- GIVEN INSTRUCTION -
List each line of the data in which the string "alberta" appears.

-------- EXTRACTED DATA

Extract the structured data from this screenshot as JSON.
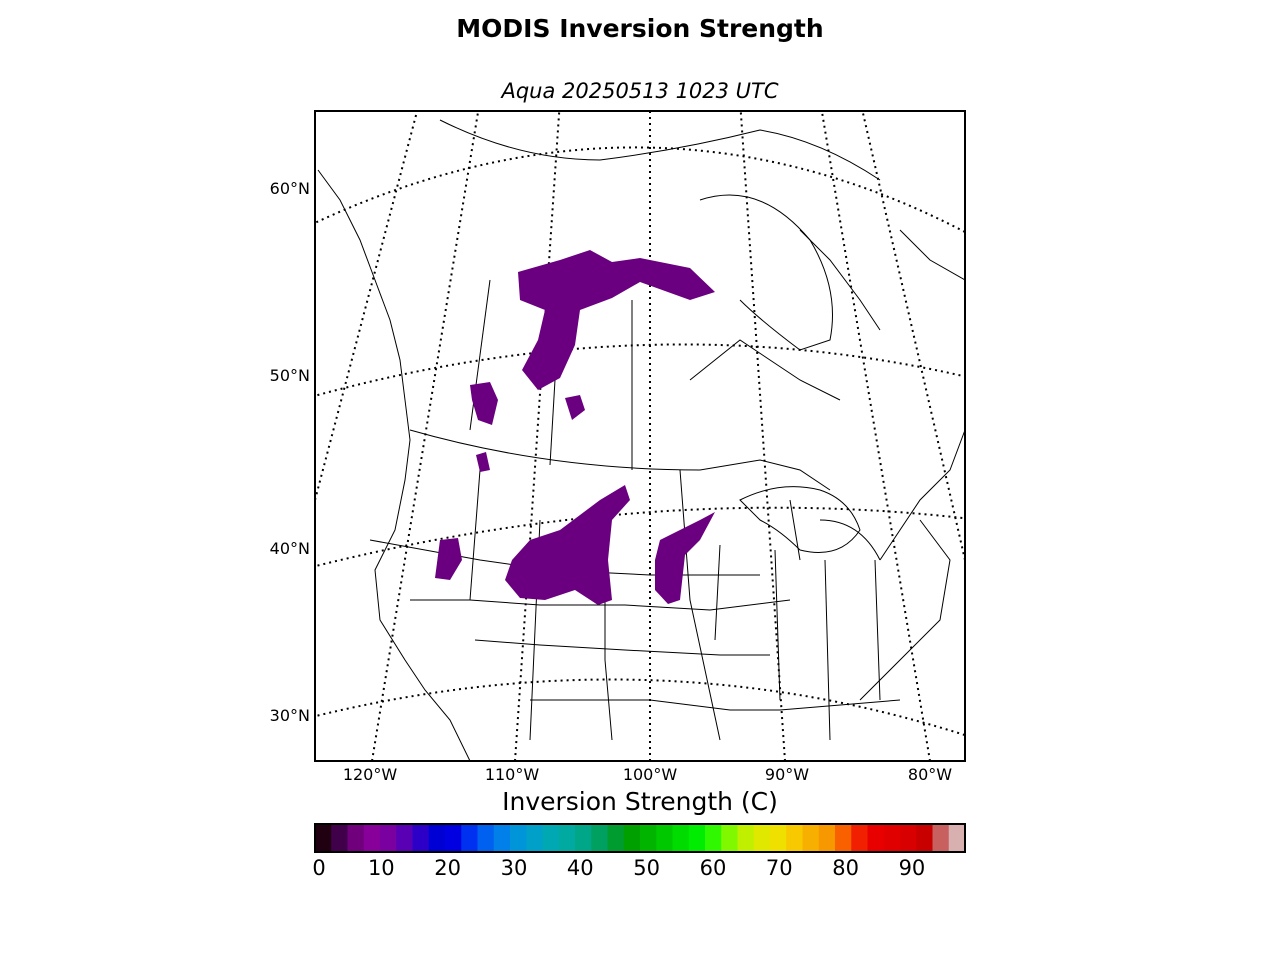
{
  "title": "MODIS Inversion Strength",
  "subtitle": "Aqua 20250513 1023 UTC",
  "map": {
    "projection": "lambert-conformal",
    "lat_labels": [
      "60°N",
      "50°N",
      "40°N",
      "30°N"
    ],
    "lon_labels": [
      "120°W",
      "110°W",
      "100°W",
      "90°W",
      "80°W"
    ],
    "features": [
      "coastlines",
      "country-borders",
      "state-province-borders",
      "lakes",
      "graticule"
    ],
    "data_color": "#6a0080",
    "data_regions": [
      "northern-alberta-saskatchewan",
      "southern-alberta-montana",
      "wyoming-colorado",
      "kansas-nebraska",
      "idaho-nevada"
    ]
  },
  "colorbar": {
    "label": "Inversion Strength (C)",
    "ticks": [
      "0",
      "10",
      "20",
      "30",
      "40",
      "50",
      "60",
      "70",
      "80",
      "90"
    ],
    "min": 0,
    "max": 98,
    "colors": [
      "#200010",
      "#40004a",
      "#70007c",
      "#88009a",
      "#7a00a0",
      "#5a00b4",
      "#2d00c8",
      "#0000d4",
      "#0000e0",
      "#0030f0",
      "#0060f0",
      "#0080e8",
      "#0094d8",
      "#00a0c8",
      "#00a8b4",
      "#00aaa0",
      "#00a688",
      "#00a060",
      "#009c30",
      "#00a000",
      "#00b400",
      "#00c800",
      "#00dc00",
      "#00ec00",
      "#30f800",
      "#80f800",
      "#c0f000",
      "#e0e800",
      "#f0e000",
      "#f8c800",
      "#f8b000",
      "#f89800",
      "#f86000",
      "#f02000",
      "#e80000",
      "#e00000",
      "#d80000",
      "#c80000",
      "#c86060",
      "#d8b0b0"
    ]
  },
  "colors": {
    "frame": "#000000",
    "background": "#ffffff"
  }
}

----------------

- EXERCISE RESULT -
      "northern-alberta-saskatchewan",
      "southern-alberta-montana",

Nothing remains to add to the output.